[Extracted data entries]
━━━━━━━━━━━━━━━━━━━━

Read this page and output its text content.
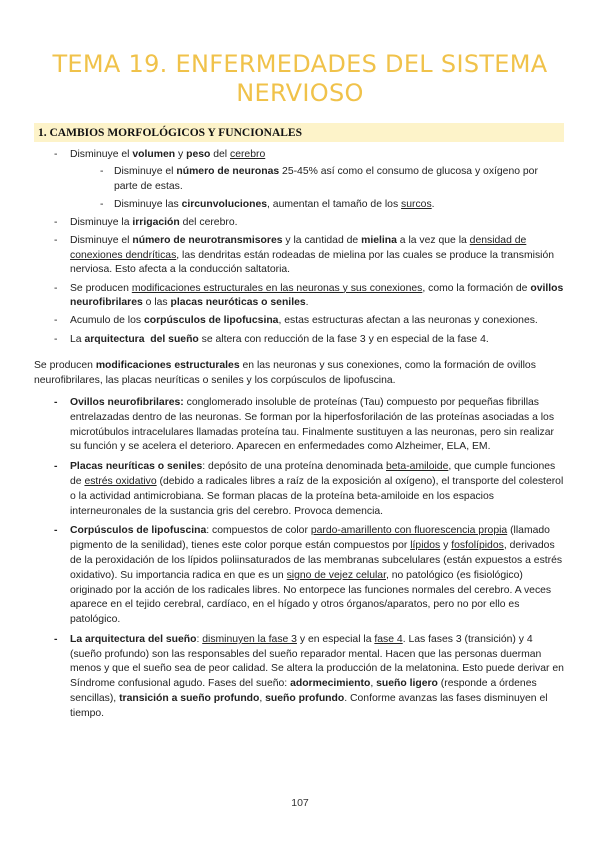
TEMA 19. ENFERMEDADES DEL SISTEMA NERVIOSO
1. CAMBIOS MORFOLÓGICOS Y FUNCIONALES
- Disminuye el volumen y peso del cerebro
- Disminuye el número de neuronas 25-45% así como el consumo de glucosa y oxígeno por parte de estas.
- Disminuye las circunvoluciones, aumentan el tamaño de los surcos.
- Disminuye la irrigación del cerebro.
- Disminuye el número de neurotransmisores y la cantidad de mielina a la vez que la densidad de conexiones dendríticas, las dendritas están rodeadas de mielina por las cuales se produce la transmisión nerviosa. Esto afecta a la conducción saltatoria.
- Se producen modificaciones estructurales en las neuronas y sus conexiones, como la formación de ovillos neurofibrilares o las placas neuróticas o seniles.
- Acumulo de los corpúsculos de lipofucsina, estas estructuras afectan a las neuronas y conexiones.
- La arquitectura  del sueño se altera con reducción de la fase 3 y en especial de la fase 4.

Se producen modificaciones estructurales en las neuronas y sus conexiones, como la formación de ovillos neurofibrilares, las placas neuríticas o seniles y los corpúsculos de lipofuscina.

- Ovillos neurofibrilares: conglomerado insoluble de proteínas (Tau) compuesto por pequeñas fibrillas entrelazadas dentro de las neuronas. Se forman por la hiperfosforilación de las proteínas asociadas a los microtúbulos intracelulares llamadas proteína tau. Finalmente sustituyen a las neuronas, pero sin realizar su función y se acelera el deterioro. Aparecen en enfermedades como Alzheimer, ELA, EM.
- Placas neuríticas o seniles: depósito de una proteína denominada beta-amiloide, que cumple funciones de estrés oxidativo (debido a radicales libres a raíz de la exposición al oxígeno), el transporte del colesterol o la actividad antimicrobiana. Se forman placas de la proteína beta-amiloide en los espacios interneuronales de la sustancia gris del cerebro. Provoca demencia.
- Corpúsculos de lipofuscina: compuestos de color pardo-amarillento con fluorescencia propia (llamado pigmento de la senilidad), tienes este color porque están compuestos por lípidos y fosfolípidos, derivados de la peroxidación de los lípidos poliinsaturados de las membranas subcelulares (están expuestos a estrés oxidativo). Su importancia radica en que es un signo de vejez celular, no patológico (es fisiológico) originado por la acción de los radicales libres. No entorpece las funciones normales del cerebro. A veces aparece en el tejido cerebral, cardíaco, en el hígado y otros órganos/aparatos, pero no por ello es patológico.
- La arquitectura del sueño: disminuyen la fase 3 y en especial la fase 4. Las fases 3 (transición) y 4 (sueño profundo) son las responsables del sueño reparador mental. Hacen que las personas duerman menos y que el sueño sea de peor calidad. Se altera la producción de la melatonina. Esto puede derivar en Síndrome confusional agudo. Fases del sueño: adormecimiento, sueño ligero (responde a órdenes sencillas), transición a sueño profundo, sueño profundo. Conforme avanzas las fases disminuyen el tiempo.
107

━━━━━━━━━━━━━━━━━━━━

WHAT THIS TASK INVOLVES: Report all lines of the material that contain the word "conexiones".

TASK OUTPUT:
- Disminuye el número de neurotransmisores y la cantidad de mielina a la vez que la densidad de conexiones dendríticas, las dendritas están rodeadas de mielina por las cuales se produce la transmisión nerviosa. Esto afecta a la conducción saltatoria.
- Se producen modificaciones estructurales en las neuronas y sus conexiones, como la formación de ovillos neurofibrilares o las placas neuróticas o seniles.
- Acumulo de los corpúsculos de lipofucsina, estas estructuras afectan a las neuronas y conexiones.
Se producen modificaciones estructurales en las neuronas y sus conexiones, como la formación de ovillos neurofibrilares, las placas neuríticas o seniles y los corpúsculos de lipofuscina.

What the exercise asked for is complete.